_What you will do_
Give a verbatim quotation of every record.

_Records provided_
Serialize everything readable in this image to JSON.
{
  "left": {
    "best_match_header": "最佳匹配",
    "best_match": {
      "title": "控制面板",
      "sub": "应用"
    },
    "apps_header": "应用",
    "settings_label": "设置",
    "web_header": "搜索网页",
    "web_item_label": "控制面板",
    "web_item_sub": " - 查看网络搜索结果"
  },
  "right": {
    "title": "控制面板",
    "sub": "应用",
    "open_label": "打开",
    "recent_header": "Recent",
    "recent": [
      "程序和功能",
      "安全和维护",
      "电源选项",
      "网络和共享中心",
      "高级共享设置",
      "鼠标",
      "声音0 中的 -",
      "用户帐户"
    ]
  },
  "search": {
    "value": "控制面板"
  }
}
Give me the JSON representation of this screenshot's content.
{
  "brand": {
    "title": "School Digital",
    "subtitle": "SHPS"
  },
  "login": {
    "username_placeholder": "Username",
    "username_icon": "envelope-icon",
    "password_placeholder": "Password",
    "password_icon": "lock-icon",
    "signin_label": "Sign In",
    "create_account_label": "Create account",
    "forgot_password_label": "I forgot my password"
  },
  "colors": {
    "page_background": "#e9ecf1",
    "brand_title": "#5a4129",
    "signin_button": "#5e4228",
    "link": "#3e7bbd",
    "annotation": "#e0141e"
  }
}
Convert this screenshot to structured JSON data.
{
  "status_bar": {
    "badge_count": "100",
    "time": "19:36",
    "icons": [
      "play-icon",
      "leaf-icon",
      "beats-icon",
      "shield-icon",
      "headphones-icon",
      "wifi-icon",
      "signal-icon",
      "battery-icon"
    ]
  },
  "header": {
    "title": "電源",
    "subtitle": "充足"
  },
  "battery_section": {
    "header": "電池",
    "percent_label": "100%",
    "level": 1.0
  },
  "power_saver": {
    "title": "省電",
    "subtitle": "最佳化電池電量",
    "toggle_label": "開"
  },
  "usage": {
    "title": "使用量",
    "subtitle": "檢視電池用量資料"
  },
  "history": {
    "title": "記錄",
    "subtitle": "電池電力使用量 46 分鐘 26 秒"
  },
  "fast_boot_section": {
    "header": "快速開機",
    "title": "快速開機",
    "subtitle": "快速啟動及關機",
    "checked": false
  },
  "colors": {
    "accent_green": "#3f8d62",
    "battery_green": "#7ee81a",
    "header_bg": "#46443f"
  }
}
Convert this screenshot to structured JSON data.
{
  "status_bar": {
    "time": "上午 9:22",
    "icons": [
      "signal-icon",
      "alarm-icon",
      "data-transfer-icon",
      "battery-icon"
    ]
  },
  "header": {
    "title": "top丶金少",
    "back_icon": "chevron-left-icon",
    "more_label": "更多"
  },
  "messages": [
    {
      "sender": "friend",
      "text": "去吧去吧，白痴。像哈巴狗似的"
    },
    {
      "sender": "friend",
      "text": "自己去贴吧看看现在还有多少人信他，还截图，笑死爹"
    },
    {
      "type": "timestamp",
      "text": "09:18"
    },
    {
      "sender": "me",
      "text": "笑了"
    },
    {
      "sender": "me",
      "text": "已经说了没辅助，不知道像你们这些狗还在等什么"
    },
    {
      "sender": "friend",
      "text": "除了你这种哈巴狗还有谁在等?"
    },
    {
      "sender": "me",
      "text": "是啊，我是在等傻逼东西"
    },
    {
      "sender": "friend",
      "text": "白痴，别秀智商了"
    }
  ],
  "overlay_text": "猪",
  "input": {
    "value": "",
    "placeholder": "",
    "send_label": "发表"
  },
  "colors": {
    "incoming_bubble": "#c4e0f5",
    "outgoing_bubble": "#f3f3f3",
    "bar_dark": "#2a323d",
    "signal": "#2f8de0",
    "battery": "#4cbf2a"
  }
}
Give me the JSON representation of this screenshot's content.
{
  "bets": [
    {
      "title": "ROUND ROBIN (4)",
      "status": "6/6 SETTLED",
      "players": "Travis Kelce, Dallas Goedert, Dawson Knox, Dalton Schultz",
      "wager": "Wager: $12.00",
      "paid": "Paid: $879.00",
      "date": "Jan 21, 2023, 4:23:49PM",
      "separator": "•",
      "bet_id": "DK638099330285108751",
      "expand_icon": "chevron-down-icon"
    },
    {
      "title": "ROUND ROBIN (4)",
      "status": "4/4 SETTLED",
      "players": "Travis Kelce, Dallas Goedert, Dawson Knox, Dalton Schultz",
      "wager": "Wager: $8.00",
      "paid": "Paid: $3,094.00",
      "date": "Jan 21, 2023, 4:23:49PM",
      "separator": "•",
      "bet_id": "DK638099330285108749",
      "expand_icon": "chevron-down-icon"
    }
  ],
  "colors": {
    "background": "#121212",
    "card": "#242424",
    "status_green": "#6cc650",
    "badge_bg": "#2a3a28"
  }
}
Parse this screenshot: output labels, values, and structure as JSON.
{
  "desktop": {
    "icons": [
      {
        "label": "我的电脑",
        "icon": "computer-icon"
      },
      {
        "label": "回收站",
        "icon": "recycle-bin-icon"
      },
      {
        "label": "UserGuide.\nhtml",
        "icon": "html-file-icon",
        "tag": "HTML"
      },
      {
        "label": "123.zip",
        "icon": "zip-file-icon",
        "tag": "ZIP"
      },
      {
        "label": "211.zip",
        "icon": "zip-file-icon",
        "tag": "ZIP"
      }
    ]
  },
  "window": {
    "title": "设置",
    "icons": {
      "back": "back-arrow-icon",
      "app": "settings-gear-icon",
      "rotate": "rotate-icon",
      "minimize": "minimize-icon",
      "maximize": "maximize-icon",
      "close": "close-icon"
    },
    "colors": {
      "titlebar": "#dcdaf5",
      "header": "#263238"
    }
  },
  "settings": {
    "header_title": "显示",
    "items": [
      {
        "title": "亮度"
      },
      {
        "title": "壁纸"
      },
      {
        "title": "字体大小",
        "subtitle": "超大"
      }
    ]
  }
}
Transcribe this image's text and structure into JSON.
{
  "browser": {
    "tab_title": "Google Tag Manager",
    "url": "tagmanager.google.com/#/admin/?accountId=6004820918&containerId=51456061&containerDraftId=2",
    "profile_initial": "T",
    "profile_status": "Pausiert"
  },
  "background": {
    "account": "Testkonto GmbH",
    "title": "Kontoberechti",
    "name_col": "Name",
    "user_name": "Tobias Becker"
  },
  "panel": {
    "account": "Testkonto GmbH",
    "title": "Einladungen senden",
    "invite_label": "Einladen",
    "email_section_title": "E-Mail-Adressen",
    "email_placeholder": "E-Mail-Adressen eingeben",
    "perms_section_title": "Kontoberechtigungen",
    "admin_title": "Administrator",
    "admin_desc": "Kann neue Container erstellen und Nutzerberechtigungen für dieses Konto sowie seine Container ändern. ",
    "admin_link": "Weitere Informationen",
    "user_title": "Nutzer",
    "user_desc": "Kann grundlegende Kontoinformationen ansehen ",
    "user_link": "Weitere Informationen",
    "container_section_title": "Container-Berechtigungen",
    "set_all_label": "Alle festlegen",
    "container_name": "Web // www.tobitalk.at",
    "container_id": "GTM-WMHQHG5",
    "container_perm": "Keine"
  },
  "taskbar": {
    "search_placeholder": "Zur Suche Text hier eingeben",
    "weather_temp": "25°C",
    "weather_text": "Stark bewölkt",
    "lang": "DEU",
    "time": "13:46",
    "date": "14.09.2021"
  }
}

_Answer to this problem_
Serialize everything readable in this image to JSON.
{
  "left": {
    "best_match_header": "最佳匹配",
    "best_match": {
      "title": "控制面板",
      "sub": "应用"
    },
    "apps_header": "应用",
    "settings_label": "设置",
    "web_header": "搜索网页",
    "web_item_label": "控制面板",
    "web_item_sub": " - 查看网络搜索结果"
  },
  "right": {
    "title": "控制面板",
    "sub": "应用",
    "open_label": "打开",
    "recent_header": "Recent",
    "recent": [
      "程序和功能",
      "安全和维护",
      "电源选项",
      "网络和共享中心",
      "高级共享设置",
      "鼠标",
      "声音0 中的 -",
      "用户帐户"
    ]
  },
  "search": {
    "value": "控制面板"
  }
}
Give me the JSON representation of this screenshot's content.
{
  "brand": {
    "title": "School Digital",
    "subtitle": "SHPS"
  },
  "login": {
    "username_placeholder": "Username",
    "username_icon": "envelope-icon",
    "password_placeholder": "Password",
    "password_icon": "lock-icon",
    "signin_label": "Sign In",
    "create_account_label": "Create account",
    "forgot_password_label": "I forgot my password"
  },
  "colors": {
    "page_background": "#e9ecf1",
    "brand_title": "#5a4129",
    "signin_button": "#5e4228",
    "link": "#3e7bbd",
    "annotation": "#e0141e"
  }
}
Convert this screenshot to structured JSON data.
{
  "status_bar": {
    "badge_count": "100",
    "time": "19:36",
    "icons": [
      "play-icon",
      "leaf-icon",
      "beats-icon",
      "shield-icon",
      "headphones-icon",
      "wifi-icon",
      "signal-icon",
      "battery-icon"
    ]
  },
  "header": {
    "title": "電源",
    "subtitle": "充足"
  },
  "battery_section": {
    "header": "電池",
    "percent_label": "100%",
    "level": 1.0
  },
  "power_saver": {
    "title": "省電",
    "subtitle": "最佳化電池電量",
    "toggle_label": "開"
  },
  "usage": {
    "title": "使用量",
    "subtitle": "檢視電池用量資料"
  },
  "history": {
    "title": "記錄",
    "subtitle": "電池電力使用量 46 分鐘 26 秒"
  },
  "fast_boot_section": {
    "header": "快速開機",
    "title": "快速開機",
    "subtitle": "快速啟動及關機",
    "checked": false
  },
  "colors": {
    "accent_green": "#3f8d62",
    "battery_green": "#7ee81a",
    "header_bg": "#46443f"
  }
}
Convert this screenshot to structured JSON data.
{
  "status_bar": {
    "time": "上午 9:22",
    "icons": [
      "signal-icon",
      "alarm-icon",
      "data-transfer-icon",
      "battery-icon"
    ]
  },
  "header": {
    "title": "top丶金少",
    "back_icon": "chevron-left-icon",
    "more_label": "更多"
  },
  "messages": [
    {
      "sender": "friend",
      "text": "去吧去吧，白痴。像哈巴狗似的"
    },
    {
      "sender": "friend",
      "text": "自己去贴吧看看现在还有多少人信他，还截图，笑死爹"
    },
    {
      "type": "timestamp",
      "text": "09:18"
    },
    {
      "sender": "me",
      "text": "笑了"
    },
    {
      "sender": "me",
      "text": "已经说了没辅助，不知道像你们这些狗还在等什么"
    },
    {
      "sender": "friend",
      "text": "除了你这种哈巴狗还有谁在等?"
    },
    {
      "sender": "me",
      "text": "是啊，我是在等傻逼东西"
    },
    {
      "sender": "friend",
      "text": "白痴，别秀智商了"
    }
  ],
  "overlay_text": "猪",
  "input": {
    "value": "",
    "placeholder": "",
    "send_label": "发表"
  },
  "colors": {
    "incoming_bubble": "#c4e0f5",
    "outgoing_bubble": "#f3f3f3",
    "bar_dark": "#2a323d",
    "signal": "#2f8de0",
    "battery": "#4cbf2a"
  }
}
Give me the JSON representation of this screenshot's content.
{
  "bets": [
    {
      "title": "ROUND ROBIN (4)",
      "status": "6/6 SETTLED",
      "players": "Travis Kelce, Dallas Goedert, Dawson Knox, Dalton Schultz",
      "wager": "Wager: $12.00",
      "paid": "Paid: $879.00",
      "date": "Jan 21, 2023, 4:23:49PM",
      "separator": "•",
      "bet_id": "DK638099330285108751",
      "expand_icon": "chevron-down-icon"
    },
    {
      "title": "ROUND ROBIN (4)",
      "status": "4/4 SETTLED",
      "players": "Travis Kelce, Dallas Goedert, Dawson Knox, Dalton Schultz",
      "wager": "Wager: $8.00",
      "paid": "Paid: $3,094.00",
      "date": "Jan 21, 2023, 4:23:49PM",
      "separator": "•",
      "bet_id": "DK638099330285108749",
      "expand_icon": "chevron-down-icon"
    }
  ],
  "colors": {
    "background": "#121212",
    "card": "#242424",
    "status_green": "#6cc650",
    "badge_bg": "#2a3a28"
  }
}
Parse this screenshot: output labels, values, and structure as JSON.
{
  "desktop": {
    "icons": [
      {
        "label": "我的电脑",
        "icon": "computer-icon"
      },
      {
        "label": "回收站",
        "icon": "recycle-bin-icon"
      },
      {
        "label": "UserGuide.\nhtml",
        "icon": "html-file-icon",
        "tag": "HTML"
      },
      {
        "label": "123.zip",
        "icon": "zip-file-icon",
        "tag": "ZIP"
      },
      {
        "label": "211.zip",
        "icon": "zip-file-icon",
        "tag": "ZIP"
      }
    ]
  },
  "window": {
    "title": "设置",
    "icons": {
      "back": "back-arrow-icon",
      "app": "settings-gear-icon",
      "rotate": "rotate-icon",
      "minimize": "minimize-icon",
      "maximize": "maximize-icon",
      "close": "close-icon"
    },
    "colors": {
      "titlebar": "#dcdaf5",
      "header": "#263238"
    }
  },
  "settings": {
    "header_title": "显示",
    "items": [
      {
        "title": "亮度"
      },
      {
        "title": "壁纸"
      },
      {
        "title": "字体大小",
        "subtitle": "超大"
      }
    ]
  }
}
Transcribe this image's text and structure into JSON.
{
  "browser": {
    "tab_title": "Google Tag Manager",
    "url": "tagmanager.google.com/#/admin/?accountId=6004820918&containerId=51456061&containerDraftId=2",
    "profile_initial": "T",
    "profile_status": "Pausiert"
  },
  "background": {
    "account": "Testkonto GmbH",
    "title": "Kontoberechti",
    "name_col": "Name",
    "user_name": "Tobias Becker"
  },
  "panel": {
    "account": "Testkonto GmbH",
    "title": "Einladungen senden",
    "invite_label": "Einladen",
    "email_section_title": "E-Mail-Adressen",
    "email_placeholder": "E-Mail-Adressen eingeben",
    "perms_section_title": "Kontoberechtigungen",
    "admin_title": "Administrator",
    "admin_desc": "Kann neue Container erstellen und Nutzerberechtigungen für dieses Konto sowie seine Container ändern. ",
    "admin_link": "Weitere Informationen",
    "user_title": "Nutzer",
    "user_desc": "Kann grundlegende Kontoinformationen ansehen ",
    "user_link": "Weitere Informationen",
    "container_section_title": "Container-Berechtigungen",
    "set_all_label": "Alle festlegen",
    "container_name": "Web // www.tobitalk.at",
    "container_id": "GTM-WMHQHG5",
    "container_perm": "Keine"
  },
  "taskbar": {
    "search_placeholder": "Zur Suche Text hier eingeben",
    "weather_temp": "25°C",
    "weather_text": "Stark bewölkt",
    "lang": "DEU",
    "time": "13:46",
    "date": "14.09.2021"
  }
}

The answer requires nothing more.